**TASK GOAL:**
Print the whole listing exactly.

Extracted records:

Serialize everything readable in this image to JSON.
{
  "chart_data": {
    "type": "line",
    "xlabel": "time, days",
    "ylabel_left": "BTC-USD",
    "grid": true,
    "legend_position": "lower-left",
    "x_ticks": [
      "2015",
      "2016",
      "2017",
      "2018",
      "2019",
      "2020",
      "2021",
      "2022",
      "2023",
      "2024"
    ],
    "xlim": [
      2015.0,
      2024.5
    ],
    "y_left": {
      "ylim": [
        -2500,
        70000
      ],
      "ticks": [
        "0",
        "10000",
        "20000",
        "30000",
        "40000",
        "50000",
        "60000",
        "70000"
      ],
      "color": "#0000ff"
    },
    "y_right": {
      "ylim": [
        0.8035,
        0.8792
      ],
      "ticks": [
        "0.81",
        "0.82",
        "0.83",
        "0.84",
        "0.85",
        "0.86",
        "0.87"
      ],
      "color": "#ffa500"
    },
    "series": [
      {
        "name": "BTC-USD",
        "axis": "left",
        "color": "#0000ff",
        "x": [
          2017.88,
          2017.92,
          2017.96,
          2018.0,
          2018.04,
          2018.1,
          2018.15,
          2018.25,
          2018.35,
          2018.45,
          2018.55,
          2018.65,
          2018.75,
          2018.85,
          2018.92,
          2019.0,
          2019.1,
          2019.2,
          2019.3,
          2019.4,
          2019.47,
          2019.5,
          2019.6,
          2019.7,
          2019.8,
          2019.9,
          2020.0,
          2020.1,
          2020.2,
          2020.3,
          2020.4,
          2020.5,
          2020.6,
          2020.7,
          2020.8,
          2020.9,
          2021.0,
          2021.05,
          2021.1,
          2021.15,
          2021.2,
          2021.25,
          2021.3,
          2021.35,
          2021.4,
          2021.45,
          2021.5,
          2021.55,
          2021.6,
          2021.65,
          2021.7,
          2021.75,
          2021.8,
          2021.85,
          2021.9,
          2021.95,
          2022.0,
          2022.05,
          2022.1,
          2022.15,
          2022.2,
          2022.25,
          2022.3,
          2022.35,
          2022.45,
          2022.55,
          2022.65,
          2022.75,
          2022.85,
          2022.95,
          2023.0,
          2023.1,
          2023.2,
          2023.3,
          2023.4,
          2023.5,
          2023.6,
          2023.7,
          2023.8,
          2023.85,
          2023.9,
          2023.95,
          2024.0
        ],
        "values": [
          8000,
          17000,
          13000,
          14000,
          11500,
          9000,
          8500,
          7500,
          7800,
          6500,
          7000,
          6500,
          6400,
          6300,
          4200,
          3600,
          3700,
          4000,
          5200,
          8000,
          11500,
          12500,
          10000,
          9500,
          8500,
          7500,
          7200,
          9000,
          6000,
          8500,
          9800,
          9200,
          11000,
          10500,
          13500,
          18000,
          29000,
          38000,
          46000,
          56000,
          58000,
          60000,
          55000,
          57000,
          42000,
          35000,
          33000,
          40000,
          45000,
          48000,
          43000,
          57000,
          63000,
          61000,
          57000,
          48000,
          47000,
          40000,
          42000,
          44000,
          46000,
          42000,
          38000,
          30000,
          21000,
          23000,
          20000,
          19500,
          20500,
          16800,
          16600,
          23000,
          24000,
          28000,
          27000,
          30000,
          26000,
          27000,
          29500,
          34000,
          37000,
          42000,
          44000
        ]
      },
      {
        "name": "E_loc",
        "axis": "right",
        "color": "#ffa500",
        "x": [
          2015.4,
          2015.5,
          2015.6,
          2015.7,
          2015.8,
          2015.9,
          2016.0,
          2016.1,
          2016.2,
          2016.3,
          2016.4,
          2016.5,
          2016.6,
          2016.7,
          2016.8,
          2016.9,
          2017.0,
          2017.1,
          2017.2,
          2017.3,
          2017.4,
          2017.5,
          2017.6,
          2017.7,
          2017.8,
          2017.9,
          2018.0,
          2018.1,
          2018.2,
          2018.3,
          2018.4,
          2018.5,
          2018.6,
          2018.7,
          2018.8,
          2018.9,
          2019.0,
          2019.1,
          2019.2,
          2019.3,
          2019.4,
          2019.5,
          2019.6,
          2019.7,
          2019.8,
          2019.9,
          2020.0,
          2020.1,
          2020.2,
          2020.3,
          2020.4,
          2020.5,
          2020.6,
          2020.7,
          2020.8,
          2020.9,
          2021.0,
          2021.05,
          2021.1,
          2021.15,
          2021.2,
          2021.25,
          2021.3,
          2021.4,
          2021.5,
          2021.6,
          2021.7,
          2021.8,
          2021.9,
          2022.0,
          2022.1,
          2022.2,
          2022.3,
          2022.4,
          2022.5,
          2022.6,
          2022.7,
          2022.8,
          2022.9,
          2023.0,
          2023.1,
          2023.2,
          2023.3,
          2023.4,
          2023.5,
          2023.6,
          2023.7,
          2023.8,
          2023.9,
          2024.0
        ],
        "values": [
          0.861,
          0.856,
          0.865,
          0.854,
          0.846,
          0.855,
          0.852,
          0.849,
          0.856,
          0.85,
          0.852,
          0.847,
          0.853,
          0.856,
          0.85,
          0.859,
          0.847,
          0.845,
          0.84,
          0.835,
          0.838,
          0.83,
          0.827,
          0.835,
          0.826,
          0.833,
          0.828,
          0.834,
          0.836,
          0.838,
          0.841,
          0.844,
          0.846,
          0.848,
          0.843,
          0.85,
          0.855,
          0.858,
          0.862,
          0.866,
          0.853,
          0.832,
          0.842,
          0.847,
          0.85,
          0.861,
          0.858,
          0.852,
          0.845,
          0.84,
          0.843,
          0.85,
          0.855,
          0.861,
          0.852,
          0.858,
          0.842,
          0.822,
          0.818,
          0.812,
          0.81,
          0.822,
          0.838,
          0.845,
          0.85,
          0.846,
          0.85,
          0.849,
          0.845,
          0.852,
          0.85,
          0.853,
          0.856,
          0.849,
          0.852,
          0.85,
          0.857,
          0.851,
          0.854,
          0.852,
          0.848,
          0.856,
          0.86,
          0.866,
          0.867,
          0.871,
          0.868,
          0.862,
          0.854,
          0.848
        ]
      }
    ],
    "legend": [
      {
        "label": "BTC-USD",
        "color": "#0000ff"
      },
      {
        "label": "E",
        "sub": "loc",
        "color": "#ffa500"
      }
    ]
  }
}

**ANSWER FOR THE TASK:**
Serialize everything readable in this image to JSON.
{
  "chart_data": {
    "type": "line",
    "xlabel": "time, days",
    "ylabel_left": "BTC-USD",
    "grid": true,
    "legend_position": "lower-left",
    "x_ticks": [
      "2015",
      "2016",
      "2017",
      "2018",
      "2019",
      "2020",
      "2021",
      "2022",
      "2023",
      "2024"
    ],
    "xlim": [
      2015.0,
      2024.5
    ],
    "y_left": {
      "ylim": [
        -2500,
        70000
      ],
      "ticks": [
        "0",
        "10000",
        "20000",
        "30000",
        "40000",
        "50000",
        "60000",
        "70000"
      ],
      "color": "#0000ff"
    },
    "y_right": {
      "ylim": [
        0.8035,
        0.8792
      ],
      "ticks": [
        "0.81",
        "0.82",
        "0.83",
        "0.84",
        "0.85",
        "0.86",
        "0.87"
      ],
      "color": "#ffa500"
    },
    "series": [
      {
        "name": "BTC-USD",
        "axis": "left",
        "color": "#0000ff",
        "x": [
          2017.88,
          2017.92,
          2017.96,
          2018.0,
          2018.04,
          2018.1,
          2018.15,
          2018.25,
          2018.35,
          2018.45,
          2018.55,
          2018.65,
          2018.75,
          2018.85,
          2018.92,
          2019.0,
          2019.1,
          2019.2,
          2019.3,
          2019.4,
          2019.47,
          2019.5,
          2019.6,
          2019.7,
          2019.8,
          2019.9,
          2020.0,
          2020.1,
          2020.2,
          2020.3,
          2020.4,
          2020.5,
          2020.6,
          2020.7,
          2020.8,
          2020.9,
          2021.0,
          2021.05,
          2021.1,
          2021.15,
          2021.2,
          2021.25,
          2021.3,
          2021.35,
          2021.4,
          2021.45,
          2021.5,
          2021.55,
          2021.6,
          2021.65,
          2021.7,
          2021.75,
          2021.8,
          2021.85,
          2021.9,
          2021.95,
          2022.0,
          2022.05,
          2022.1,
          2022.15,
          2022.2,
          2022.25,
          2022.3,
          2022.35,
          2022.45,
          2022.55,
          2022.65,
          2022.75,
          2022.85,
          2022.95,
          2023.0,
          2023.1,
          2023.2,
          2023.3,
          2023.4,
          2023.5,
          2023.6,
          2023.7,
          2023.8,
          2023.85,
          2023.9,
          2023.95,
          2024.0
        ],
        "values": [
          8000,
          17000,
          13000,
          14000,
          11500,
          9000,
          8500,
          7500,
          7800,
          6500,
          7000,
          6500,
          6400,
          6300,
          4200,
          3600,
          3700,
          4000,
          5200,
          8000,
          11500,
          12500,
          10000,
          9500,
          8500,
          7500,
          7200,
          9000,
          6000,
          8500,
          9800,
          9200,
          11000,
          10500,
          13500,
          18000,
          29000,
          38000,
          46000,
          56000,
          58000,
          60000,
          55000,
          57000,
          42000,
          35000,
          33000,
          40000,
          45000,
          48000,
          43000,
          57000,
          63000,
          61000,
          57000,
          48000,
          47000,
          40000,
          42000,
          44000,
          46000,
          42000,
          38000,
          30000,
          21000,
          23000,
          20000,
          19500,
          20500,
          16800,
          16600,
          23000,
          24000,
          28000,
          27000,
          30000,
          26000,
          27000,
          29500,
          34000,
          37000,
          42000,
          44000
        ]
      },
      {
        "name": "E_loc",
        "axis": "right",
        "color": "#ffa500",
        "x": [
          2015.4,
          2015.5,
          2015.6,
          2015.7,
          2015.8,
          2015.9,
          2016.0,
          2016.1,
          2016.2,
          2016.3,
          2016.4,
          2016.5,
          2016.6,
          2016.7,
          2016.8,
          2016.9,
          2017.0,
          2017.1,
          2017.2,
          2017.3,
          2017.4,
          2017.5,
          2017.6,
          2017.7,
          2017.8,
          2017.9,
          2018.0,
          2018.1,
          2018.2,
          2018.3,
          2018.4,
          2018.5,
          2018.6,
          2018.7,
          2018.8,
          2018.9,
          2019.0,
          2019.1,
          2019.2,
          2019.3,
          2019.4,
          2019.5,
          2019.6,
          2019.7,
          2019.8,
          2019.9,
          2020.0,
          2020.1,
          2020.2,
          2020.3,
          2020.4,
          2020.5,
          2020.6,
          2020.7,
          2020.8,
          2020.9,
          2021.0,
          2021.05,
          2021.1,
          2021.15,
          2021.2,
          2021.25,
          2021.3,
          2021.4,
          2021.5,
          2021.6,
          2021.7,
          2021.8,
          2021.9,
          2022.0,
          2022.1,
          2022.2,
          2022.3,
          2022.4,
          2022.5,
          2022.6,
          2022.7,
          2022.8,
          2022.9,
          2023.0,
          2023.1,
          2023.2,
          2023.3,
          2023.4,
          2023.5,
          2023.6,
          2023.7,
          2023.8,
          2023.9,
          2024.0
        ],
        "values": [
          0.861,
          0.856,
          0.865,
          0.854,
          0.846,
          0.855,
          0.852,
          0.849,
          0.856,
          0.85,
          0.852,
          0.847,
          0.853,
          0.856,
          0.85,
          0.859,
          0.847,
          0.845,
          0.84,
          0.835,
          0.838,
          0.83,
          0.827,
          0.835,
          0.826,
          0.833,
          0.828,
          0.834,
          0.836,
          0.838,
          0.841,
          0.844,
          0.846,
          0.848,
          0.843,
          0.85,
          0.855,
          0.858,
          0.862,
          0.866,
          0.853,
          0.832,
          0.842,
          0.847,
          0.85,
          0.861,
          0.858,
          0.852,
          0.845,
          0.84,
          0.843,
          0.85,
          0.855,
          0.861,
          0.852,
          0.858,
          0.842,
          0.822,
          0.818,
          0.812,
          0.81,
          0.822,
          0.838,
          0.845,
          0.85,
          0.846,
          0.85,
          0.849,
          0.845,
          0.852,
          0.85,
          0.853,
          0.856,
          0.849,
          0.852,
          0.85,
          0.857,
          0.851,
          0.854,
          0.852,
          0.848,
          0.856,
          0.86,
          0.866,
          0.867,
          0.871,
          0.868,
          0.862,
          0.854,
          0.848
        ]
      }
    ],
    "legend": [
      {
        "label": "BTC-USD",
        "color": "#0000ff"
      },
      {
        "label": "E",
        "sub": "loc",
        "color": "#ffa500"
      }
    ]
  }
}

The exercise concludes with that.